**Directions:** Below is a set of records; restate each one word for word.

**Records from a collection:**
# # #
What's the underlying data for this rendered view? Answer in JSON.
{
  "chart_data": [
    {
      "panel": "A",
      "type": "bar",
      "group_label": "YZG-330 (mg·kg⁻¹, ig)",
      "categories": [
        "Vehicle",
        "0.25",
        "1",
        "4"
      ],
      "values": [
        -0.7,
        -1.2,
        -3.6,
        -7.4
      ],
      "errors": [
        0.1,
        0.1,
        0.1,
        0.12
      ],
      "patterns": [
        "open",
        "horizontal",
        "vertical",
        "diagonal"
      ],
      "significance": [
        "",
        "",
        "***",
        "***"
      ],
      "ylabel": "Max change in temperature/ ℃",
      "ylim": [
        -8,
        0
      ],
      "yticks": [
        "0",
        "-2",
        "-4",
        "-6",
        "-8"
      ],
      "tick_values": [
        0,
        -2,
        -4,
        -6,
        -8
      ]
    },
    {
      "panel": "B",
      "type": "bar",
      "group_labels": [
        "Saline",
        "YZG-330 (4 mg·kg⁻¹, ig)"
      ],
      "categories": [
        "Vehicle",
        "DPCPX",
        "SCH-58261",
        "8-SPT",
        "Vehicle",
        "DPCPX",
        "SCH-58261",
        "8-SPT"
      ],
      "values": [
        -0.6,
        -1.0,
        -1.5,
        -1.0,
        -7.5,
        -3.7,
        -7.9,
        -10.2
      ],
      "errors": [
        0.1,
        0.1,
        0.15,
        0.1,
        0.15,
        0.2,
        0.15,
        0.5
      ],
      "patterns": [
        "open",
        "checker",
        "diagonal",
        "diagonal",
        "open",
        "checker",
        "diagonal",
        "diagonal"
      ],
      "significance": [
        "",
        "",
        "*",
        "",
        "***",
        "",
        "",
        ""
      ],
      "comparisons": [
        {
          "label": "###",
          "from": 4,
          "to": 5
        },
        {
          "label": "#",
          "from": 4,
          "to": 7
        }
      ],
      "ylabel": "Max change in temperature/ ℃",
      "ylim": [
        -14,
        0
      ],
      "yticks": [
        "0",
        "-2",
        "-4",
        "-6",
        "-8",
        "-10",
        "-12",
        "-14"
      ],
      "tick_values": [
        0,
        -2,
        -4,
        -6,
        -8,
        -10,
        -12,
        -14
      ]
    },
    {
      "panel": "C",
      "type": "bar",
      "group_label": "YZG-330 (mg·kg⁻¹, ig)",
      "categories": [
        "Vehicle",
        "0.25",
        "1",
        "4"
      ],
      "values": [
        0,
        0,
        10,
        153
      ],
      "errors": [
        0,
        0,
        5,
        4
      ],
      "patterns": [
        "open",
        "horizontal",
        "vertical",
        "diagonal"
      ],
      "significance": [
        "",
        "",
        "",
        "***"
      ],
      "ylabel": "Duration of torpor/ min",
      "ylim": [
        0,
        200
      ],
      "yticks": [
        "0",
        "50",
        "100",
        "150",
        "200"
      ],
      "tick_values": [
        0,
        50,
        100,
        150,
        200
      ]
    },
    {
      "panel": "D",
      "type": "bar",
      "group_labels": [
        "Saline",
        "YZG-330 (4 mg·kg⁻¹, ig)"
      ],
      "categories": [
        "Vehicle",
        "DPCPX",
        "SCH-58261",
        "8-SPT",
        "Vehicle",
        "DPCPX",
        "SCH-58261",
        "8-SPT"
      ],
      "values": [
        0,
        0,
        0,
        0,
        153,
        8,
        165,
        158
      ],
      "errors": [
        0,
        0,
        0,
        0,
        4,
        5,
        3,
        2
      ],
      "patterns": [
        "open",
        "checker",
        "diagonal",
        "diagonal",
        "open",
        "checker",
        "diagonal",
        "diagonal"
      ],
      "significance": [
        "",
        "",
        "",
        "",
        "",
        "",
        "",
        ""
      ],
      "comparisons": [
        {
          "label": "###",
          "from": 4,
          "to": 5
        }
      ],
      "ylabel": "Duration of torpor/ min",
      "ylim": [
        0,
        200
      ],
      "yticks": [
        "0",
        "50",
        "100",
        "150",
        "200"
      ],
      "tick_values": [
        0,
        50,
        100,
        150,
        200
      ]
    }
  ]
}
# # #
**Expected output:**
What's the underlying data for this rendered view? Answer in JSON.
{
  "chart_data": [
    {
      "panel": "A",
      "type": "bar",
      "group_label": "YZG-330 (mg·kg⁻¹, ig)",
      "categories": [
        "Vehicle",
        "0.25",
        "1",
        "4"
      ],
      "values": [
        -0.7,
        -1.2,
        -3.6,
        -7.4
      ],
      "errors": [
        0.1,
        0.1,
        0.1,
        0.12
      ],
      "patterns": [
        "open",
        "horizontal",
        "vertical",
        "diagonal"
      ],
      "significance": [
        "",
        "",
        "***",
        "***"
      ],
      "ylabel": "Max change in temperature/ ℃",
      "ylim": [
        -8,
        0
      ],
      "yticks": [
        "0",
        "-2",
        "-4",
        "-6",
        "-8"
      ],
      "tick_values": [
        0,
        -2,
        -4,
        -6,
        -8
      ]
    },
    {
      "panel": "B",
      "type": "bar",
      "group_labels": [
        "Saline",
        "YZG-330 (4 mg·kg⁻¹, ig)"
      ],
      "categories": [
        "Vehicle",
        "DPCPX",
        "SCH-58261",
        "8-SPT",
        "Vehicle",
        "DPCPX",
        "SCH-58261",
        "8-SPT"
      ],
      "values": [
        -0.6,
        -1.0,
        -1.5,
        -1.0,
        -7.5,
        -3.7,
        -7.9,
        -10.2
      ],
      "errors": [
        0.1,
        0.1,
        0.15,
        0.1,
        0.15,
        0.2,
        0.15,
        0.5
      ],
      "patterns": [
        "open",
        "checker",
        "diagonal",
        "diagonal",
        "open",
        "checker",
        "diagonal",
        "diagonal"
      ],
      "significance": [
        "",
        "",
        "*",
        "",
        "***",
        "",
        "",
        ""
      ],
      "comparisons": [
        {
          "label": "###",
          "from": 4,
          "to": 5
        },
        {
          "label": "#",
          "from": 4,
          "to": 7
        }
      ],
      "ylabel": "Max change in temperature/ ℃",
      "ylim": [
        -14,
        0
      ],
      "yticks": [
        "0",
        "-2",
        "-4",
        "-6",
        "-8",
        "-10",
        "-12",
        "-14"
      ],
      "tick_values": [
        0,
        -2,
        -4,
        -6,
        -8,
        -10,
        -12,
        -14
      ]
    },
    {
      "panel": "C",
      "type": "bar",
      "group_label": "YZG-330 (mg·kg⁻¹, ig)",
      "categories": [
        "Vehicle",
        "0.25",
        "1",
        "4"
      ],
      "values": [
        0,
        0,
        10,
        153
      ],
      "errors": [
        0,
        0,
        5,
        4
      ],
      "patterns": [
        "open",
        "horizontal",
        "vertical",
        "diagonal"
      ],
      "significance": [
        "",
        "",
        "",
        "***"
      ],
      "ylabel": "Duration of torpor/ min",
      "ylim": [
        0,
        200
      ],
      "yticks": [
        "0",
        "50",
        "100",
        "150",
        "200"
      ],
      "tick_values": [
        0,
        50,
        100,
        150,
        200
      ]
    },
    {
      "panel": "D",
      "type": "bar",
      "group_labels": [
        "Saline",
        "YZG-330 (4 mg·kg⁻¹, ig)"
      ],
      "categories": [
        "Vehicle",
        "DPCPX",
        "SCH-58261",
        "8-SPT",
        "Vehicle",
        "DPCPX",
        "SCH-58261",
        "8-SPT"
      ],
      "values": [
        0,
        0,
        0,
        0,
        153,
        8,
        165,
        158
      ],
      "errors": [
        0,
        0,
        0,
        0,
        4,
        5,
        3,
        2
      ],
      "patterns": [
        "open",
        "checker",
        "diagonal",
        "diagonal",
        "open",
        "checker",
        "diagonal",
        "diagonal"
      ],
      "significance": [
        "",
        "",
        "",
        "",
        "",
        "",
        "",
        ""
      ],
      "comparisons": [
        {
          "label": "###",
          "from": 4,
          "to": 5
        }
      ],
      "ylabel": "Duration of torpor/ min",
      "ylim": [
        0,
        200
      ],
      "yticks": [
        "0",
        "50",
        "100",
        "150",
        "200"
      ],
      "tick_values": [
        0,
        50,
        100,
        150,
        200
      ]
    }
  ]
}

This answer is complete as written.